DATA ROWS:
==========

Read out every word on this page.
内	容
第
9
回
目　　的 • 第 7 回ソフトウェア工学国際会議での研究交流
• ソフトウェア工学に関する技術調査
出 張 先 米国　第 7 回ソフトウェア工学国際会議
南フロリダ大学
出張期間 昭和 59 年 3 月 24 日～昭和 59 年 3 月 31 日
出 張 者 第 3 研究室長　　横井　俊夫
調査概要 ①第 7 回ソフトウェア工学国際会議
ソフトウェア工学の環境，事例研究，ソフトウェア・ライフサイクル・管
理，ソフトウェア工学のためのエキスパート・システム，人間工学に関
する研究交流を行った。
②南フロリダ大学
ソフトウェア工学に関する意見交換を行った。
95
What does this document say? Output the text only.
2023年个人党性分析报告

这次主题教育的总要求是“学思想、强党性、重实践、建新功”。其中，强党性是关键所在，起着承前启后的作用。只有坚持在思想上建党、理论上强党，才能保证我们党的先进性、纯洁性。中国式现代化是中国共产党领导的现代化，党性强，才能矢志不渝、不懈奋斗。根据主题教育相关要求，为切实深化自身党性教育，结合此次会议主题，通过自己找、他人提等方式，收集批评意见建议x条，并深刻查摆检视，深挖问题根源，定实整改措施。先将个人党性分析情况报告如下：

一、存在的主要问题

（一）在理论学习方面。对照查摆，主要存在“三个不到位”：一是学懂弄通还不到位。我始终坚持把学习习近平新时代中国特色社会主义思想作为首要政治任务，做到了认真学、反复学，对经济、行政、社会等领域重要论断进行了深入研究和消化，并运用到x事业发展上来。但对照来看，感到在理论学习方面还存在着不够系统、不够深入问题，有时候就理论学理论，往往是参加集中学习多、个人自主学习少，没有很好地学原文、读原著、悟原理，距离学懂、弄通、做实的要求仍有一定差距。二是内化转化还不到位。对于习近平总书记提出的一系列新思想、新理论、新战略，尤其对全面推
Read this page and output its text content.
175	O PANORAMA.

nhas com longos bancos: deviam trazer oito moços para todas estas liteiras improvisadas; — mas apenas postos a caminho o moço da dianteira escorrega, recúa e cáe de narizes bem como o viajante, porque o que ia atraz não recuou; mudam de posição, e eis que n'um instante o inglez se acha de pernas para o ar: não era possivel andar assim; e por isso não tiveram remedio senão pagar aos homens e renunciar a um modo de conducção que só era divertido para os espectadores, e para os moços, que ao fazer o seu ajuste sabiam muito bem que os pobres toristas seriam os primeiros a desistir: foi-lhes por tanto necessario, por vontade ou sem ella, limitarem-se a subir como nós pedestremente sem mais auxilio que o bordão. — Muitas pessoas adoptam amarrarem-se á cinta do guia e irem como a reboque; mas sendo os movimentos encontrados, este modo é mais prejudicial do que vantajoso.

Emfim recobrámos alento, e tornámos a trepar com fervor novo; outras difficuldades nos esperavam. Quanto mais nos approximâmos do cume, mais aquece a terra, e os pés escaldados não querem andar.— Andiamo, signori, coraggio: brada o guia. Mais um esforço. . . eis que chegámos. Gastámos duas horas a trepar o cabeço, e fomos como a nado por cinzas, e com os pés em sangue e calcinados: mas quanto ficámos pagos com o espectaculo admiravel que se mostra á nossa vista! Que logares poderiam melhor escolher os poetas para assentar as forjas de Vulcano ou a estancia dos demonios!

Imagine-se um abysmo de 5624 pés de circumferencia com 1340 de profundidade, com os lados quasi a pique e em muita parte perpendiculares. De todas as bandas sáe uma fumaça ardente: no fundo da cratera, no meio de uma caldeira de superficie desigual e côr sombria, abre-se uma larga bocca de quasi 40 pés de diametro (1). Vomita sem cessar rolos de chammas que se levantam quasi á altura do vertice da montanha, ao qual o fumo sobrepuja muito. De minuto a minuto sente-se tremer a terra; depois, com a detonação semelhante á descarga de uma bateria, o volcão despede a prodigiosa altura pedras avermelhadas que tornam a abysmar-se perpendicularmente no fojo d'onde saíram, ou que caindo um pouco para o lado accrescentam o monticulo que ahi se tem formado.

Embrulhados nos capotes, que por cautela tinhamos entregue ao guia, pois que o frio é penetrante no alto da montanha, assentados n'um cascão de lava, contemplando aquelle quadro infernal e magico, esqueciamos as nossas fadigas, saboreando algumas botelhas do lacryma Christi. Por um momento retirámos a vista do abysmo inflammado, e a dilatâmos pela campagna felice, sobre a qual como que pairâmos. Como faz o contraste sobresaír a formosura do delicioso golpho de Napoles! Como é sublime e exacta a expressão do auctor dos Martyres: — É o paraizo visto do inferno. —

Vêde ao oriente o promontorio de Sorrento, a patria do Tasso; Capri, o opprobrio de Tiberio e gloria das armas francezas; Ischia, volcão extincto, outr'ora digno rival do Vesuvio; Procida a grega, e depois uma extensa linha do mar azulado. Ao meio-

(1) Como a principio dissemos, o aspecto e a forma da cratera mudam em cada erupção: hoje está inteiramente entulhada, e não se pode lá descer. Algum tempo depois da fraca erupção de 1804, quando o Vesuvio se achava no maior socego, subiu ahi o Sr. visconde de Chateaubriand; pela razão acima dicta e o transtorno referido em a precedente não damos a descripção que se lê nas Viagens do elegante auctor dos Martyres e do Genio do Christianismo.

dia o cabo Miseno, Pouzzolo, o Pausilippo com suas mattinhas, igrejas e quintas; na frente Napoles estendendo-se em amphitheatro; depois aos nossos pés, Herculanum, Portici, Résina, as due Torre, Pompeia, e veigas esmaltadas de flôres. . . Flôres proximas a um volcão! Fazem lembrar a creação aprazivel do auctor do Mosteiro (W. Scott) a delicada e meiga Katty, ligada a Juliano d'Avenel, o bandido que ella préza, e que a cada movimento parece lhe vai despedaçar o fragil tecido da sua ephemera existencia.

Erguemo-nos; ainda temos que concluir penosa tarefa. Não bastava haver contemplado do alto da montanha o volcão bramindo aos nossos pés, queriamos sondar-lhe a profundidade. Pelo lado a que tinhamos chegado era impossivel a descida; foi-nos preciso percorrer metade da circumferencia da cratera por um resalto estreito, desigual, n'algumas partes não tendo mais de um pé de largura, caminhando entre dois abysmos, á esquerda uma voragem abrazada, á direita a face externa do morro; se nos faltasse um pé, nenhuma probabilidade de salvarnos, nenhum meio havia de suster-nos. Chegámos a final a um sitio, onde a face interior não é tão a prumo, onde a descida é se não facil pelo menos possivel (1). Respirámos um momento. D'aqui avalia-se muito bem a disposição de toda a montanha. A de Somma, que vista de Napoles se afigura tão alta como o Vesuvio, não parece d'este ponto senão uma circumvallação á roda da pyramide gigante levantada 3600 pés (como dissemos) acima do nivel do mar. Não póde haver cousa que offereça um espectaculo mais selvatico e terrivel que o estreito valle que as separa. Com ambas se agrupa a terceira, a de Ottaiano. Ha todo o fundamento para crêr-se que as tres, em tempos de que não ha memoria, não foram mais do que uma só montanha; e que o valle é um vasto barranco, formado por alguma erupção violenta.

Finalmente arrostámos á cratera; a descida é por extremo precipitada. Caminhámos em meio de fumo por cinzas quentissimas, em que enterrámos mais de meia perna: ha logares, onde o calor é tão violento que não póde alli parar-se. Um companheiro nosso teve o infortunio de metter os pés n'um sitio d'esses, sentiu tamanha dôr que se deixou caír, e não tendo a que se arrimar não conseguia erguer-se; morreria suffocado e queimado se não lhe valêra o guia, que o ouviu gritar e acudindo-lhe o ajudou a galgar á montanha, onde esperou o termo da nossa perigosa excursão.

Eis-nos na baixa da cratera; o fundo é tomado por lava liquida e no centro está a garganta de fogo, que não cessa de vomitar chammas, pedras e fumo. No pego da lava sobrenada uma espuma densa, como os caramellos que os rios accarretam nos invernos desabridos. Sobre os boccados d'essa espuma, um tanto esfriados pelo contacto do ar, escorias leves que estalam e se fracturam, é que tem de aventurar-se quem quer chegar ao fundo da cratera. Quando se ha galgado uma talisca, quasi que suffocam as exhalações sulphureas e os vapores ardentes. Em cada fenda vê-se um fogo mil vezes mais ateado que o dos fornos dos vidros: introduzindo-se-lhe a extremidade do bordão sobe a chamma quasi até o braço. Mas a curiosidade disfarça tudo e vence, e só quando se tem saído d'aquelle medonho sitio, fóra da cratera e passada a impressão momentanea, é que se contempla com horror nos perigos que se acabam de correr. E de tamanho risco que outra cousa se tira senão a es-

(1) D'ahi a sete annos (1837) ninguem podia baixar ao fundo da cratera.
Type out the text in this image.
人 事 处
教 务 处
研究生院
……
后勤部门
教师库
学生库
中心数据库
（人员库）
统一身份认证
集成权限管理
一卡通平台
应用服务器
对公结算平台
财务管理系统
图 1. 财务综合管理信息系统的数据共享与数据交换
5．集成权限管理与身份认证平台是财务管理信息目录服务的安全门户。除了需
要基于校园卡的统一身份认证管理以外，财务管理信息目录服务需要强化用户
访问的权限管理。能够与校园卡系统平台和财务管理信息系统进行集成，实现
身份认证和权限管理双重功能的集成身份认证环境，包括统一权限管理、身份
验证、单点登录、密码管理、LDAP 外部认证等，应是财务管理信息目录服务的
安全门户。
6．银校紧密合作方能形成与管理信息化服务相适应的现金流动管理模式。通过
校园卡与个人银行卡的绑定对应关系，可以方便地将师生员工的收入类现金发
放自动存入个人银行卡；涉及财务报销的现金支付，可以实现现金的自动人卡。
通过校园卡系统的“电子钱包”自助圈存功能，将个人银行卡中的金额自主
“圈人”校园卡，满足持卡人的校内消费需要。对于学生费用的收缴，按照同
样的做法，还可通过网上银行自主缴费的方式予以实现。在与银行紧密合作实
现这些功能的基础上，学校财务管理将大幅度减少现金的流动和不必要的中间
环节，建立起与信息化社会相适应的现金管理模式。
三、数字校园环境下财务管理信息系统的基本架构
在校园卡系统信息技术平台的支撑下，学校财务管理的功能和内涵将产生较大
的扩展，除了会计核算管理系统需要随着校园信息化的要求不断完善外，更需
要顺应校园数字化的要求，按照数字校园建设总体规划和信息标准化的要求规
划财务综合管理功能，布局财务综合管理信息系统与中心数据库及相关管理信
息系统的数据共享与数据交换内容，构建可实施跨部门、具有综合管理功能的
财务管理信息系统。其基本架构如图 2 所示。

==========

REQUIRED TASK: Using the entries above, find all lines with "this". Copy them.

TASK OUTPUT:
Read out every word on this page.
What does this document say? Output the text only.
Read this page and output its text content.
Type out the text in this image.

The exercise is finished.